• _Given task_
Using the data below, repeat all of it precisely.

• _Input material_
--- --- ---
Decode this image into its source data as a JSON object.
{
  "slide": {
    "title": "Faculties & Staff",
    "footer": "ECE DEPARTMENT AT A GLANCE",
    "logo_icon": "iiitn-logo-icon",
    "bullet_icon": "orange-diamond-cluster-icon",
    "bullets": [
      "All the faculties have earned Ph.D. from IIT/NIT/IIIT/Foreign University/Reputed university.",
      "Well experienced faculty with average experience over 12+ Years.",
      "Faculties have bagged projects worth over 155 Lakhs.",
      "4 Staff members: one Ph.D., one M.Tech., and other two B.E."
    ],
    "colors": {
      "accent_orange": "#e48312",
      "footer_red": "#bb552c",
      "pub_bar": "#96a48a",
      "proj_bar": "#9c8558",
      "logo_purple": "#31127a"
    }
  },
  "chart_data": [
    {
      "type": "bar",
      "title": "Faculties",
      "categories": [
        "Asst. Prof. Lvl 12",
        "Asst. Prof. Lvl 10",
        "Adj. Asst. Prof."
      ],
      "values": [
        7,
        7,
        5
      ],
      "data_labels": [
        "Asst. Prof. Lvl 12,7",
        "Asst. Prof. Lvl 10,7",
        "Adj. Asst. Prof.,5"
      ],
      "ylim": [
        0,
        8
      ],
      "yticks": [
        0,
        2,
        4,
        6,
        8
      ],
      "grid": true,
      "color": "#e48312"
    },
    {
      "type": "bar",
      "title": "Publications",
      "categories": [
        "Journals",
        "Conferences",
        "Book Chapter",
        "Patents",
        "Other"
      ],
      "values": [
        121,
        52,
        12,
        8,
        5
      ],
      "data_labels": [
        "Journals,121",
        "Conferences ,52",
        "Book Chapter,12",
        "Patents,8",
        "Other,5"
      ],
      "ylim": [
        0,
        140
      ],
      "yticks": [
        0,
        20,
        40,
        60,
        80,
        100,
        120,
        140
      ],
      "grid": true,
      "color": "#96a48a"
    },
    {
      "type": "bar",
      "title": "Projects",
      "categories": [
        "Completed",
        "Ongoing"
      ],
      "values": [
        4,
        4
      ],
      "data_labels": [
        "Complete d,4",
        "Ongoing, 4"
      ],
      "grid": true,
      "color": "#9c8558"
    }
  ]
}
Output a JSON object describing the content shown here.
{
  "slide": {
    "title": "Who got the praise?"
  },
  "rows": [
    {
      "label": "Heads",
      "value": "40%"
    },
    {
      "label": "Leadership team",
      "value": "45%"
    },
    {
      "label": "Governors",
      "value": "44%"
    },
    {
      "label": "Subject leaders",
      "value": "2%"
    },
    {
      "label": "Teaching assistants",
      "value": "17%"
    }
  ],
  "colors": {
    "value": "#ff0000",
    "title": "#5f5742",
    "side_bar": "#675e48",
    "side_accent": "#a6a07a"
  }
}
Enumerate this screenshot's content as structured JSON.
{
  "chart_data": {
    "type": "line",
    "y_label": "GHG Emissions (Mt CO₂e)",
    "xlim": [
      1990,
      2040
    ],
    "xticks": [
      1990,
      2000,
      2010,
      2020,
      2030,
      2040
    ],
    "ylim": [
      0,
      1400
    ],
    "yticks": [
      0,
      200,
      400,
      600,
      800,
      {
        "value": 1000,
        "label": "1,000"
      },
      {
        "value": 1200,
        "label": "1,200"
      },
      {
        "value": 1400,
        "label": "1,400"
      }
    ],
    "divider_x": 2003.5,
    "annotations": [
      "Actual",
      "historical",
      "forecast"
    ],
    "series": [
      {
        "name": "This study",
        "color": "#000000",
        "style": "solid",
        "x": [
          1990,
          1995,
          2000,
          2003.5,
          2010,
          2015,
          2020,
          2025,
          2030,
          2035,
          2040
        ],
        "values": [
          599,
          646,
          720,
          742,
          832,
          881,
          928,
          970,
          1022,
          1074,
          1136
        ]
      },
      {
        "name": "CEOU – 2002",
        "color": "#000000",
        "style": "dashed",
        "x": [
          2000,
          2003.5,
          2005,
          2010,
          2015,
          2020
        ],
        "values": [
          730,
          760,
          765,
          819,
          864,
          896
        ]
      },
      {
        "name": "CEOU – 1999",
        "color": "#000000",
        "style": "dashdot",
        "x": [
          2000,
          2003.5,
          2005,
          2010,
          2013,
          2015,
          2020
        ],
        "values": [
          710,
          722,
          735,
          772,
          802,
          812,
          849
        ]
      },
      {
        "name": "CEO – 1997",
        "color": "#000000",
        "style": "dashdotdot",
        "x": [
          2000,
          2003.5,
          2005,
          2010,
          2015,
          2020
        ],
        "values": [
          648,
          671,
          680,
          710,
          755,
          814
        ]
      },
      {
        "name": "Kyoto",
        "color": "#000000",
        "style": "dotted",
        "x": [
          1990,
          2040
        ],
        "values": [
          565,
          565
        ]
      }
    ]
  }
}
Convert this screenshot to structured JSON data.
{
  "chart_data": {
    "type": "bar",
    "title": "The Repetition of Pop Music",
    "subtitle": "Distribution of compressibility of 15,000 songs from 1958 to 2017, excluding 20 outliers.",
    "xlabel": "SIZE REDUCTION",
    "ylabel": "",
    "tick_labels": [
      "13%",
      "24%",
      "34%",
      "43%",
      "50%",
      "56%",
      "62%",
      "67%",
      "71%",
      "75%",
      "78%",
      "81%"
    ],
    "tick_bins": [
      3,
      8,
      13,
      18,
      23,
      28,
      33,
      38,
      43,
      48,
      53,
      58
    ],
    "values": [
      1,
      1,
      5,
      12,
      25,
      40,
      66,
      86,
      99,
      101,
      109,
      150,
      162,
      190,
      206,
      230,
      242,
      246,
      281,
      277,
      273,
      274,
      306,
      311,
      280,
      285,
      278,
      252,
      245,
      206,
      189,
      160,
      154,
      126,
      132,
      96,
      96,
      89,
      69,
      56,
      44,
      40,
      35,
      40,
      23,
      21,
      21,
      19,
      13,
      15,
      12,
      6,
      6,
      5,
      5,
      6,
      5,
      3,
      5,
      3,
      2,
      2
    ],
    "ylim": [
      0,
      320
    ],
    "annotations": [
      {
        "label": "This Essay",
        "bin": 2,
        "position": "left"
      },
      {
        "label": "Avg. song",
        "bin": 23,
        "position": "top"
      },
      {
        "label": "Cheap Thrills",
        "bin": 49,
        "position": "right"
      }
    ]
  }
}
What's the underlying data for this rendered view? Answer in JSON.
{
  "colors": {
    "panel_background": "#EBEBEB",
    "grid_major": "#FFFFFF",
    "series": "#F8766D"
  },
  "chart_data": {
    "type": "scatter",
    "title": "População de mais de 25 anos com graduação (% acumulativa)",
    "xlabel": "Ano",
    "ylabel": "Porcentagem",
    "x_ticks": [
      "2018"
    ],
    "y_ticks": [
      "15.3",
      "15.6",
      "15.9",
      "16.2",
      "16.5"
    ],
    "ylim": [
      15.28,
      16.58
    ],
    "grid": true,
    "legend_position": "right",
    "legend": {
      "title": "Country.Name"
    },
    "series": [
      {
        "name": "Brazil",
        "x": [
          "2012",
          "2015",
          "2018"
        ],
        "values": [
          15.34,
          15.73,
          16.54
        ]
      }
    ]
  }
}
--- --- ---
• _Exercise response_
Decode this image into its source data as a JSON object.
{
  "slide": {
    "title": "Faculties & Staff",
    "footer": "ECE DEPARTMENT AT A GLANCE",
    "logo_icon": "iiitn-logo-icon",
    "bullet_icon": "orange-diamond-cluster-icon",
    "bullets": [
      "All the faculties have earned Ph.D. from IIT/NIT/IIIT/Foreign University/Reputed university.",
      "Well experienced faculty with average experience over 12+ Years.",
      "Faculties have bagged projects worth over 155 Lakhs.",
      "4 Staff members: one Ph.D., one M.Tech., and other two B.E."
    ],
    "colors": {
      "accent_orange": "#e48312",
      "footer_red": "#bb552c",
      "pub_bar": "#96a48a",
      "proj_bar": "#9c8558",
      "logo_purple": "#31127a"
    }
  },
  "chart_data": [
    {
      "type": "bar",
      "title": "Faculties",
      "categories": [
        "Asst. Prof. Lvl 12",
        "Asst. Prof. Lvl 10",
        "Adj. Asst. Prof."
      ],
      "values": [
        7,
        7,
        5
      ],
      "data_labels": [
        "Asst. Prof. Lvl 12,7",
        "Asst. Prof. Lvl 10,7",
        "Adj. Asst. Prof.,5"
      ],
      "ylim": [
        0,
        8
      ],
      "yticks": [
        0,
        2,
        4,
        6,
        8
      ],
      "grid": true,
      "color": "#e48312"
    },
    {
      "type": "bar",
      "title": "Publications",
      "categories": [
        "Journals",
        "Conferences",
        "Book Chapter",
        "Patents",
        "Other"
      ],
      "values": [
        121,
        52,
        12,
        8,
        5
      ],
      "data_labels": [
        "Journals,121",
        "Conferences ,52",
        "Book Chapter,12",
        "Patents,8",
        "Other,5"
      ],
      "ylim": [
        0,
        140
      ],
      "yticks": [
        0,
        20,
        40,
        60,
        80,
        100,
        120,
        140
      ],
      "grid": true,
      "color": "#96a48a"
    },
    {
      "type": "bar",
      "title": "Projects",
      "categories": [
        "Completed",
        "Ongoing"
      ],
      "values": [
        4,
        4
      ],
      "data_labels": [
        "Complete d,4",
        "Ongoing, 4"
      ],
      "grid": true,
      "color": "#9c8558"
    }
  ]
}
Output a JSON object describing the content shown here.
{
  "slide": {
    "title": "Who got the praise?"
  },
  "rows": [
    {
      "label": "Heads",
      "value": "40%"
    },
    {
      "label": "Leadership team",
      "value": "45%"
    },
    {
      "label": "Governors",
      "value": "44%"
    },
    {
      "label": "Subject leaders",
      "value": "2%"
    },
    {
      "label": "Teaching assistants",
      "value": "17%"
    }
  ],
  "colors": {
    "value": "#ff0000",
    "title": "#5f5742",
    "side_bar": "#675e48",
    "side_accent": "#a6a07a"
  }
}
Enumerate this screenshot's content as structured JSON.
{
  "chart_data": {
    "type": "line",
    "y_label": "GHG Emissions (Mt CO₂e)",
    "xlim": [
      1990,
      2040
    ],
    "xticks": [
      1990,
      2000,
      2010,
      2020,
      2030,
      2040
    ],
    "ylim": [
      0,
      1400
    ],
    "yticks": [
      0,
      200,
      400,
      600,
      800,
      {
        "value": 1000,
        "label": "1,000"
      },
      {
        "value": 1200,
        "label": "1,200"
      },
      {
        "value": 1400,
        "label": "1,400"
      }
    ],
    "divider_x": 2003.5,
    "annotations": [
      "Actual",
      "historical",
      "forecast"
    ],
    "series": [
      {
        "name": "This study",
        "color": "#000000",
        "style": "solid",
        "x": [
          1990,
          1995,
          2000,
          2003.5,
          2010,
          2015,
          2020,
          2025,
          2030,
          2035,
          2040
        ],
        "values": [
          599,
          646,
          720,
          742,
          832,
          881,
          928,
          970,
          1022,
          1074,
          1136
        ]
      },
      {
        "name": "CEOU – 2002",
        "color": "#000000",
        "style": "dashed",
        "x": [
          2000,
          2003.5,
          2005,
          2010,
          2015,
          2020
        ],
        "values": [
          730,
          760,
          765,
          819,
          864,
          896
        ]
      },
      {
        "name": "CEOU – 1999",
        "color": "#000000",
        "style": "dashdot",
        "x": [
          2000,
          2003.5,
          2005,
          2010,
          2013,
          2015,
          2020
        ],
        "values": [
          710,
          722,
          735,
          772,
          802,
          812,
          849
        ]
      },
      {
        "name": "CEO – 1997",
        "color": "#000000",
        "style": "dashdotdot",
        "x": [
          2000,
          2003.5,
          2005,
          2010,
          2015,
          2020
        ],
        "values": [
          648,
          671,
          680,
          710,
          755,
          814
        ]
      },
      {
        "name": "Kyoto",
        "color": "#000000",
        "style": "dotted",
        "x": [
          1990,
          2040
        ],
        "values": [
          565,
          565
        ]
      }
    ]
  }
}
Convert this screenshot to structured JSON data.
{
  "chart_data": {
    "type": "bar",
    "title": "The Repetition of Pop Music",
    "subtitle": "Distribution of compressibility of 15,000 songs from 1958 to 2017, excluding 20 outliers.",
    "xlabel": "SIZE REDUCTION",
    "ylabel": "",
    "tick_labels": [
      "13%",
      "24%",
      "34%",
      "43%",
      "50%",
      "56%",
      "62%",
      "67%",
      "71%",
      "75%",
      "78%",
      "81%"
    ],
    "tick_bins": [
      3,
      8,
      13,
      18,
      23,
      28,
      33,
      38,
      43,
      48,
      53,
      58
    ],
    "values": [
      1,
      1,
      5,
      12,
      25,
      40,
      66,
      86,
      99,
      101,
      109,
      150,
      162,
      190,
      206,
      230,
      242,
      246,
      281,
      277,
      273,
      274,
      306,
      311,
      280,
      285,
      278,
      252,
      245,
      206,
      189,
      160,
      154,
      126,
      132,
      96,
      96,
      89,
      69,
      56,
      44,
      40,
      35,
      40,
      23,
      21,
      21,
      19,
      13,
      15,
      12,
      6,
      6,
      5,
      5,
      6,
      5,
      3,
      5,
      3,
      2,
      2
    ],
    "ylim": [
      0,
      320
    ],
    "annotations": [
      {
        "label": "This Essay",
        "bin": 2,
        "position": "left"
      },
      {
        "label": "Avg. song",
        "bin": 23,
        "position": "top"
      },
      {
        "label": "Cheap Thrills",
        "bin": 49,
        "position": "right"
      }
    ]
  }
}
What's the underlying data for this rendered view? Answer in JSON.
{
  "colors": {
    "panel_background": "#EBEBEB",
    "grid_major": "#FFFFFF",
    "series": "#F8766D"
  },
  "chart_data": {
    "type": "scatter",
    "title": "População de mais de 25 anos com graduação (% acumulativa)",
    "xlabel": "Ano",
    "ylabel": "Porcentagem",
    "x_ticks": [
      "2018"
    ],
    "y_ticks": [
      "15.3",
      "15.6",
      "15.9",
      "16.2",
      "16.5"
    ],
    "ylim": [
      15.28,
      16.58
    ],
    "grid": true,
    "legend_position": "right",
    "legend": {
      "title": "Country.Name"
    },
    "series": [
      {
        "name": "Brazil",
        "x": [
          "2012",
          "2015",
          "2018"
        ],
        "values": [
          15.34,
          15.73,
          16.54
        ]
      }
    ]
  }
}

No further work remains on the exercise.